# START OF SUPPLIED MATERIAL
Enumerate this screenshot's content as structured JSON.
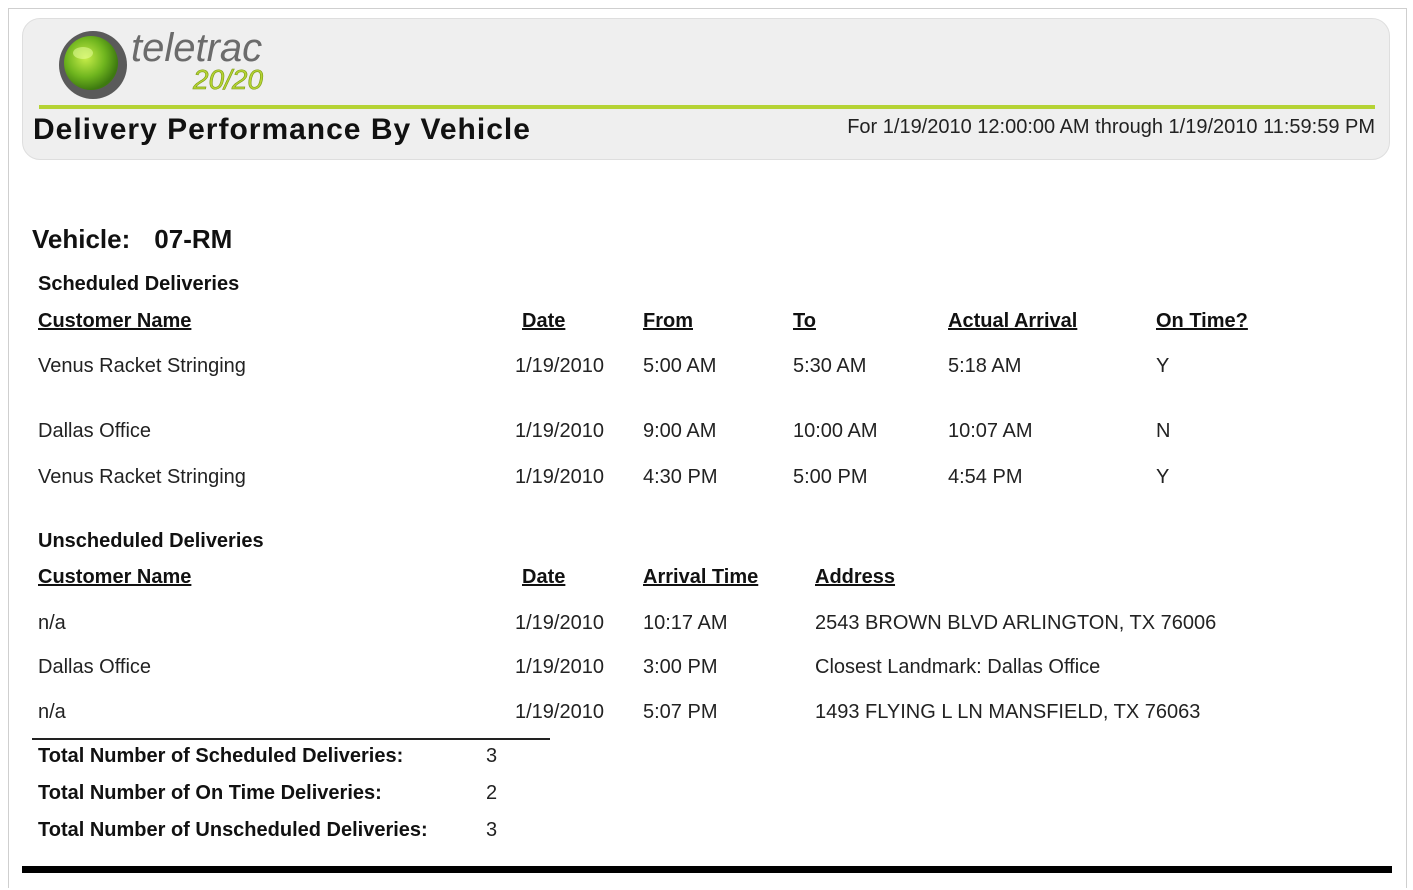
{
  "header": {
    "logo_text": "teletrac",
    "logo_sub": "20/20",
    "title": "Delivery Performance By Vehicle",
    "date_range": "For 1/19/2010 12:00:00 AM through 1/19/2010 11:59:59 PM"
  },
  "vehicle": {
    "label": "Vehicle:",
    "value": "07-RM"
  },
  "scheduled": {
    "label": "Scheduled Deliveries",
    "headers": [
      "Customer Name",
      "Date",
      "From",
      "To",
      "Actual Arrival",
      "On Time?"
    ],
    "rows": [
      [
        "Venus Racket Stringing",
        "1/19/2010",
        "5:00 AM",
        "5:30 AM",
        "5:18 AM",
        "Y"
      ],
      [
        "Dallas Office",
        "1/19/2010",
        "9:00 AM",
        "10:00 AM",
        "10:07 AM",
        "N"
      ],
      [
        "Venus Racket Stringing",
        "1/19/2010",
        "4:30 PM",
        "5:00 PM",
        "4:54 PM",
        "Y"
      ]
    ]
  },
  "unscheduled": {
    "label": "Unscheduled Deliveries",
    "headers": [
      "Customer Name",
      "Date",
      "Arrival Time",
      "Address"
    ],
    "rows": [
      [
        "n/a",
        "1/19/2010",
        "10:17 AM",
        "2543 BROWN BLVD ARLINGTON, TX 76006"
      ],
      [
        "Dallas Office",
        "1/19/2010",
        "3:00 PM",
        "Closest Landmark: Dallas Office"
      ],
      [
        "n/a",
        "1/19/2010",
        "5:07 PM",
        "1493 FLYING L LN MANSFIELD, TX 76063"
      ]
    ]
  },
  "totals": [
    {
      "label": "Total Number of Scheduled Deliveries:",
      "value": "3"
    },
    {
      "label": "Total Number of On Time Deliveries:",
      "value": "2"
    },
    {
      "label": "Total Number of Unscheduled Deliveries:",
      "value": "3"
    }
  ],
  "colors": {
    "accent_green": "#b5d334",
    "header_bg": "#efefef"
  }
}
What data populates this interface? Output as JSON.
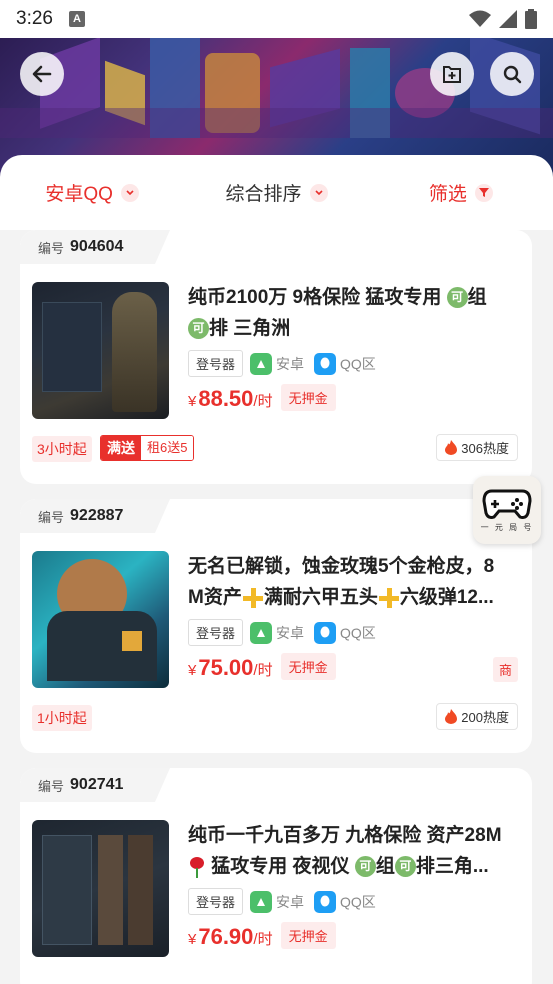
{
  "status_bar": {
    "time": "3:26",
    "notification_icon": "A"
  },
  "header": {
    "back_icon": "back-arrow-icon",
    "share_icon": "add-to-desktop-icon",
    "search_icon": "search-icon"
  },
  "filters": [
    {
      "label": "安卓QQ"
    },
    {
      "label": "综合排序"
    },
    {
      "label": "筛选"
    }
  ],
  "listings": [
    {
      "id_label": "编号",
      "id": "904604",
      "title_line1": "纯币2100万 9格保险 猛攻专用 ",
      "title_line1b": "组",
      "title_line2": "排 三角洲",
      "badge_ke": "可",
      "login": "登号器",
      "platform": "安卓",
      "region": "QQ区",
      "currency": "¥",
      "price": "88.50",
      "unit": "/时",
      "no_deposit": "无押金",
      "min_rent": "3小时起",
      "promo_badge": "满送",
      "promo_detail": "租6送5",
      "heat": "306热度"
    },
    {
      "id_label": "编号",
      "id": "922887",
      "title_line1": "无名已解锁，蚀金玫瑰5个金枪皮，8",
      "title_line2a": "M资产",
      "title_line2b": "满耐六甲五头",
      "title_line2c": "六级弹12...",
      "login": "登号器",
      "platform": "安卓",
      "region": "QQ区",
      "currency": "¥",
      "price": "75.00",
      "unit": "/时",
      "no_deposit": "无押金",
      "shop_badge": "商",
      "min_rent": "1小时起",
      "heat": "200热度"
    },
    {
      "id_label": "编号",
      "id": "902741",
      "title_line1": "纯币一千九百多万 九格保险 资产28M",
      "title_line2a": " 猛攻专用 夜视仪 ",
      "title_line2b": "组",
      "title_line2c": "排三角...",
      "badge_ke": "可",
      "login": "登号器",
      "platform": "安卓",
      "region": "QQ区",
      "currency": "¥",
      "price": "76.90",
      "unit": "/时",
      "no_deposit": "无押金"
    }
  ],
  "fab": {
    "caption": "一 元 局 号",
    "icon": "gamepad-icon"
  },
  "colors": {
    "accent": "#e8302c",
    "tag_bg": "#fdecec",
    "android_green": "#4cbf6a",
    "qq_blue": "#1e9ef4"
  }
}
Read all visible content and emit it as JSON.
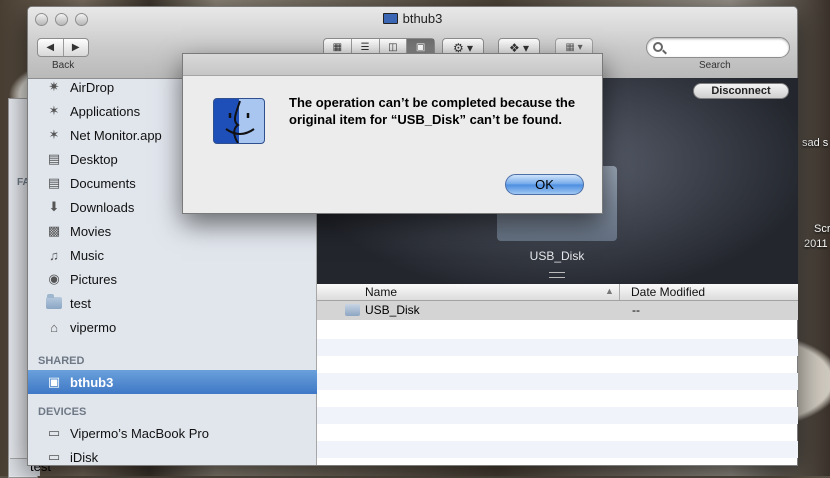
# END OF SUPPLIED MATERIAL
> _TASK PROMPT_
Will you set down the records word for word while leaving out every picture?

> _SOLVED PROBLEM_
Enumerate this screenshot's content as structured JSON.
{
  "header": {
    "logo_text": "teletrac",
    "logo_sub": "20/20",
    "title": "Delivery Performance By Vehicle",
    "date_range": "For 1/19/2010 12:00:00 AM through 1/19/2010 11:59:59 PM"
  },
  "vehicle": {
    "label": "Vehicle:",
    "value": "07-RM"
  },
  "scheduled": {
    "label": "Scheduled Deliveries",
    "headers": [
      "Customer Name",
      "Date",
      "From",
      "To",
      "Actual Arrival",
      "On Time?"
    ],
    "rows": [
      [
        "Venus Racket Stringing",
        "1/19/2010",
        "5:00 AM",
        "5:30 AM",
        "5:18 AM",
        "Y"
      ],
      [
        "Dallas Office",
        "1/19/2010",
        "9:00 AM",
        "10:00 AM",
        "10:07 AM",
        "N"
      ],
      [
        "Venus Racket Stringing",
        "1/19/2010",
        "4:30 PM",
        "5:00 PM",
        "4:54 PM",
        "Y"
      ]
    ]
  },
  "unscheduled": {
    "label": "Unscheduled Deliveries",
    "headers": [
      "Customer Name",
      "Date",
      "Arrival Time",
      "Address"
    ],
    "rows": [
      [
        "n/a",
        "1/19/2010",
        "10:17 AM",
        "2543 BROWN BLVD ARLINGTON, TX 76006"
      ],
      [
        "Dallas Office",
        "1/19/2010",
        "3:00 PM",
        "Closest Landmark: Dallas Office"
      ],
      [
        "n/a",
        "1/19/2010",
        "5:07 PM",
        "1493 FLYING L LN MANSFIELD, TX 76063"
      ]
    ]
  },
  "totals": [
    {
      "label": "Total Number of Scheduled Deliveries:",
      "value": "3"
    },
    {
      "label": "Total Number of On Time Deliveries:",
      "value": "2"
    },
    {
      "label": "Total Number of Unscheduled Deliveries:",
      "value": "3"
    }
  ],
  "colors": {
    "accent_green": "#b5d334",
    "header_bg": "#efefef"
  }
}
What data populates this interface? Output as JSON.
{
  "status_bar": {
    "time": "3:26",
    "notification_icon": "A"
  },
  "header": {
    "back_icon": "back-arrow-icon",
    "share_icon": "add-to-desktop-icon",
    "search_icon": "search-icon"
  },
  "filters": [
    {
      "label": "安卓QQ"
    },
    {
      "label": "综合排序"
    },
    {
      "label": "筛选"
    }
  ],
  "listings": [
    {
      "id_label": "编号",
      "id": "904604",
      "title_line1": "纯币2100万 9格保险 猛攻专用 ",
      "title_line1b": "组",
      "title_line2": "排 三角洲",
      "badge_ke": "可",
      "login": "登号器",
      "platform": "安卓",
      "region": "QQ区",
      "currency": "¥",
      "price": "88.50",
      "unit": "/时",
      "no_deposit": "无押金",
      "min_rent": "3小时起",
      "promo_badge": "满送",
      "promo_detail": "租6送5",
      "heat": "306热度"
    },
    {
      "id_label": "编号",
      "id": "922887",
      "title_line1": "无名已解锁，蚀金玫瑰5个金枪皮，8",
      "title_line2a": "M资产",
      "title_line2b": "满耐六甲五头",
      "title_line2c": "六级弹12...",
      "login": "登号器",
      "platform": "安卓",
      "region": "QQ区",
      "currency": "¥",
      "price": "75.00",
      "unit": "/时",
      "no_deposit": "无押金",
      "shop_badge": "商",
      "min_rent": "1小时起",
      "heat": "200热度"
    },
    {
      "id_label": "编号",
      "id": "902741",
      "title_line1": "纯币一千九百多万 九格保险 资产28M",
      "title_line2a": " 猛攻专用 夜视仪 ",
      "title_line2b": "组",
      "title_line2c": "排三角...",
      "badge_ke": "可",
      "login": "登号器",
      "platform": "安卓",
      "region": "QQ区",
      "currency": "¥",
      "price": "76.90",
      "unit": "/时",
      "no_deposit": "无押金"
    }
  ],
  "fab": {
    "caption": "一 元 局 号",
    "icon": "gamepad-icon"
  },
  "colors": {
    "accent": "#e8302c",
    "tag_bg": "#fdecec",
    "android_green": "#4cbf6a",
    "qq_blue": "#1e9ef4"
  }
}
Read all visible content and emit it as JSON.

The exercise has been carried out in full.